## [Description of the task]
Go through the listing below and list every line with "نوفمبر".
%%
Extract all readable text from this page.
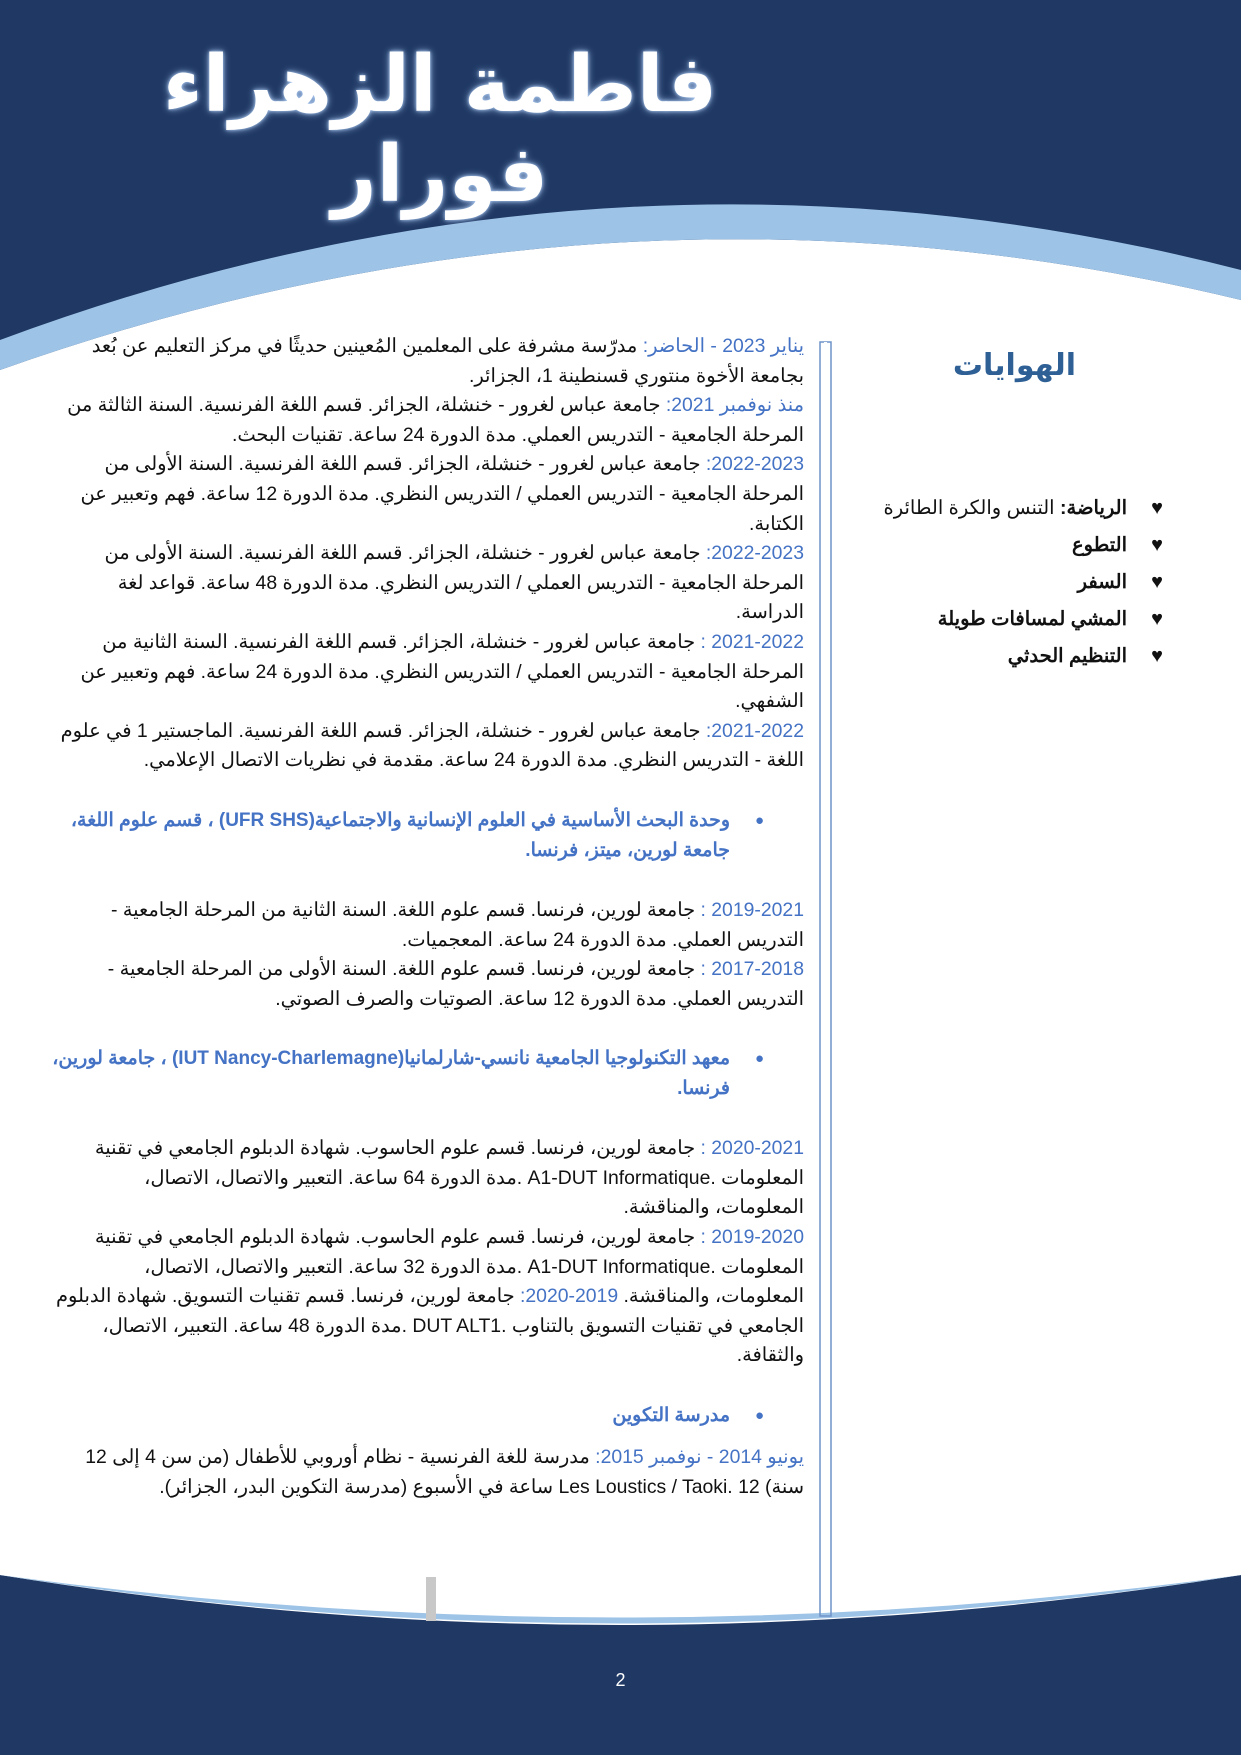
فاطمة الزهراء فورار

يناير 2023 - الحاضر: مدرّسة مشرفة على المعلمين المُعينين حديثًا في مركز التعليم عن بُعد بجامعة الأخوة منتوري قسنطينة 1، الجزائر.

منذ نوفمبر 2021: جامعة عباس لغرور - خنشلة، الجزائر. قسم اللغة الفرنسية. السنة الثالثة من المرحلة الجامعية - التدريس العملي. مدة الدورة 24 ساعة. تقنيات البحث.

2022-2023: جامعة عباس لغرور - خنشلة، الجزائر. قسم اللغة الفرنسية. السنة الأولى من المرحلة الجامعية - التدريس العملي / التدريس النظري. مدة الدورة 12 ساعة. فهم وتعبير عن الكتابة.

2022-2023: جامعة عباس لغرور - خنشلة، الجزائر. قسم اللغة الفرنسية. السنة الأولى من المرحلة الجامعية - التدريس العملي / التدريس النظري. مدة الدورة 48 ساعة. قواعد لغة الدراسة.

2021-2022 : جامعة عباس لغرور - خنشلة، الجزائر. قسم اللغة الفرنسية. السنة الثانية من المرحلة الجامعية - التدريس العملي / التدريس النظري. مدة الدورة 24 ساعة. فهم وتعبير عن الشفهي.

2021-2022: جامعة عباس لغرور - خنشلة، الجزائر. قسم اللغة الفرنسية. الماجستير 1 في علوم اللغة - التدريس النظري. مدة الدورة 24 ساعة. مقدمة في نظريات الاتصال الإعلامي.

●
وحدة البحث الأساسية في العلوم الإنسانية والاجتماعية(UFR SHS) ، قسم علوم اللغة، جامعة لورين، ميتز، فرنسا.

2019-2021 : جامعة لورين، فرنسا. قسم علوم اللغة. السنة الثانية من المرحلة الجامعية - التدريس العملي. مدة الدورة 24 ساعة. المعجميات.

2017-2018 : جامعة لورين، فرنسا. قسم علوم اللغة. السنة الأولى من المرحلة الجامعية - التدريس العملي. مدة الدورة 12 ساعة. الصوتيات والصرف الصوتي.

●
معهد التكنولوجيا الجامعية نانسي-شارلمانيا(IUT Nancy-Charlemagne) ، جامعة لورين، فرنسا.

2020-2021 : جامعة لورين، فرنسا. قسم علوم الحاسوب. شهادة الدبلوم الجامعي في تقنية المعلومات .A1-DUT Informatique .مدة الدورة 64 ساعة. التعبير والاتصال، الاتصال، المعلومات، والمناقشة.

2019-2020 : جامعة لورين، فرنسا. قسم علوم الحاسوب. شهادة الدبلوم الجامعي في تقنية المعلومات .A1-DUT Informatique .مدة الدورة 32 ساعة. التعبير والاتصال، الاتصال، المعلومات، والمناقشة. 2019-2020: جامعة لورين، فرنسا. قسم تقنيات التسويق. شهادة الدبلوم الجامعي في تقنيات التسويق بالتناوب .DUT ALT1 .مدة الدورة 48 ساعة. التعبير، الاتصال، والثقافة.

●
مدرسة التكوين

يونيو 2014 - نوفمبر 2015: مدرسة للغة الفرنسية - نظام أوروبي للأطفال (من سن 4 إلى 12 سنة) Les Loustics / Taoki. 12 ساعة في الأسبوع (مدرسة التكوين البدر، الجزائر).

الهوايات
♥
الرياضة: التنس والكرة الطائرة
♥
التطوع
♥
السفر
♥
المشي لمسافات طويلة
♥
التنظيم الحدثي
2
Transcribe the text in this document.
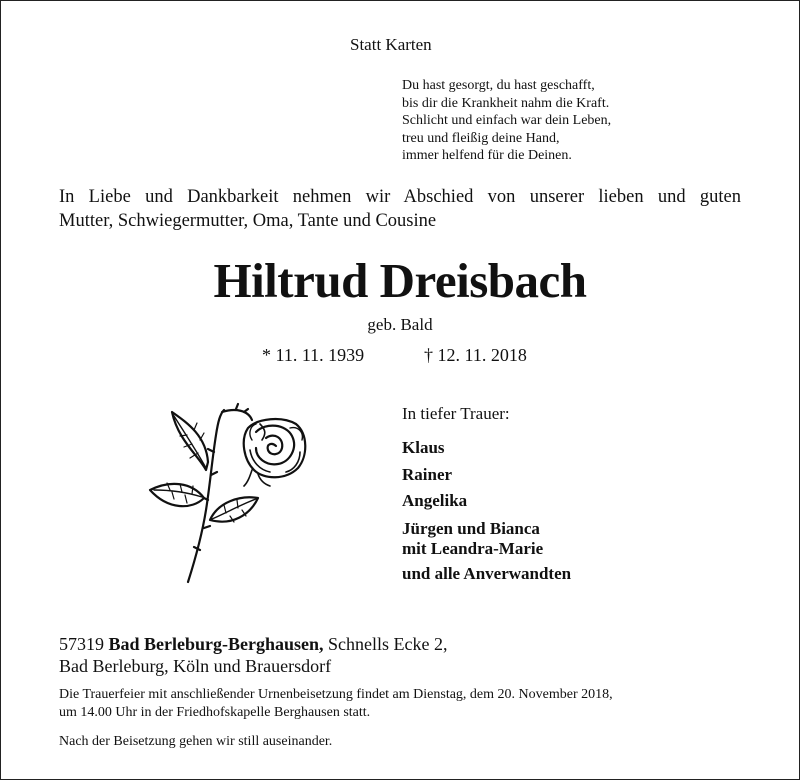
Statt Karten
Du hast gesorgt, du hast geschafft,
bis dir die Krankheit nahm die Kraft.
Schlicht und einfach war dein Leben,
treu und fleißig deine Hand,
immer helfend für die Deinen.
In Liebe und Dankbarkeit nehmen wir Abschied von unserer lieben und guten
Mutter, Schwiegermutter, Oma, Tante und Cousine
Hiltrud Dreisbach
geb. Bald
* 11. 11. 1939	† 12. 11. 2018
In tiefer Trauer:
Klaus
Rainer
Angelika
Jürgen und Bianca
mit Leandra-Marie
und alle Anverwandten
57319 Bad Berleburg-Berghausen, Schnells Ecke 2,
Bad Berleburg, Köln und Brauersdorf
Die Trauerfeier mit anschließender Urnenbeisetzung findet am Dienstag, dem 20. November 2018,
um 14.00 Uhr in der Friedhofskapelle Berghausen statt.
Nach der Beisetzung gehen wir still auseinander.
%%
## [Response]
منذ نوفمبر 2021: جامعة عباس لغرور - خنشلة، الجزائر. قسم اللغة الفرنسية. السنة الثالثة من المرحلة الجامعية - التدريس العملي. مدة الدورة 24 ساعة. تقنيات البحث.
يونيو 2014 - نوفمبر 2015: مدرسة للغة الفرنسية - نظام أوروبي للأطفال (من سن 4 إلى 12 سنة) Les Loustics / Taoki. 12 ساعة في الأسبوع (مدرسة التكوين البدر، الجزائر).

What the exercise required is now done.